## Problem requirements:
Count the lines that hold the string "debts". Reply with the number alone.

(Figure record extracts)
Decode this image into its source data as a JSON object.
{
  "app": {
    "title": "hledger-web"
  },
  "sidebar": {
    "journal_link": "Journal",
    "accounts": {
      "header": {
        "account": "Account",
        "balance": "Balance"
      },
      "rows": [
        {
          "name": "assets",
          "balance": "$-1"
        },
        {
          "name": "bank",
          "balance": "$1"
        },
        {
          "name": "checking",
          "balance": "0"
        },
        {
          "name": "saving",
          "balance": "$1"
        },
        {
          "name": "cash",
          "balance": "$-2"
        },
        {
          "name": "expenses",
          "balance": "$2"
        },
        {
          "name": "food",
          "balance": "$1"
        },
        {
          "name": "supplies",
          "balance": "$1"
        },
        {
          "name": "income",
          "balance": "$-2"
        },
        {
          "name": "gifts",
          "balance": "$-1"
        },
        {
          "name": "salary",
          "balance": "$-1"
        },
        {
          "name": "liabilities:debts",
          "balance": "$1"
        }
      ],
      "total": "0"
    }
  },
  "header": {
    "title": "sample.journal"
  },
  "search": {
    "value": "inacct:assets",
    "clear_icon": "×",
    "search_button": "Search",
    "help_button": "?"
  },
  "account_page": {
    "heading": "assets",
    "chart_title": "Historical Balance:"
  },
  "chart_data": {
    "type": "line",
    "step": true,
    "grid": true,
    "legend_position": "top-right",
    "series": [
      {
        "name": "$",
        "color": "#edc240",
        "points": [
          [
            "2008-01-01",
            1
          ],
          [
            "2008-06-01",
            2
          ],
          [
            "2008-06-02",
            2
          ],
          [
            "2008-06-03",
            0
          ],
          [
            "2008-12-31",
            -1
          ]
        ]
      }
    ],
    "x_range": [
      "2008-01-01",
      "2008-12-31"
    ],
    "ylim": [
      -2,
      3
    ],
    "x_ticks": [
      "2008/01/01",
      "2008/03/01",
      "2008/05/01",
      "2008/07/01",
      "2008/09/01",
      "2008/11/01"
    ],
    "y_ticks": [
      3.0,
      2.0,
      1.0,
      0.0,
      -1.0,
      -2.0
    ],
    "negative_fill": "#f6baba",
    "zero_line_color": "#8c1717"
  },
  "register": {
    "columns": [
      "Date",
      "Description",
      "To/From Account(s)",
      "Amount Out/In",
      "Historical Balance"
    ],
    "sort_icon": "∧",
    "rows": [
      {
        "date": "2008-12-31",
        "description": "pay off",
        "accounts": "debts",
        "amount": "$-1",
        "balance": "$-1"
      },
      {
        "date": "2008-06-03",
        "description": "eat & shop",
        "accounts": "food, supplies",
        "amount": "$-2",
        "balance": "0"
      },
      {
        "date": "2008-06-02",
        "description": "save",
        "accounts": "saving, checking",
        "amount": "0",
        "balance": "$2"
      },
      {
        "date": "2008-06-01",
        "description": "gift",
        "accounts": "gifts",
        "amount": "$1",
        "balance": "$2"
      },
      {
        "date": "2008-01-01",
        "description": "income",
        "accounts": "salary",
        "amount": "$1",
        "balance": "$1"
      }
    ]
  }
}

## The output:
2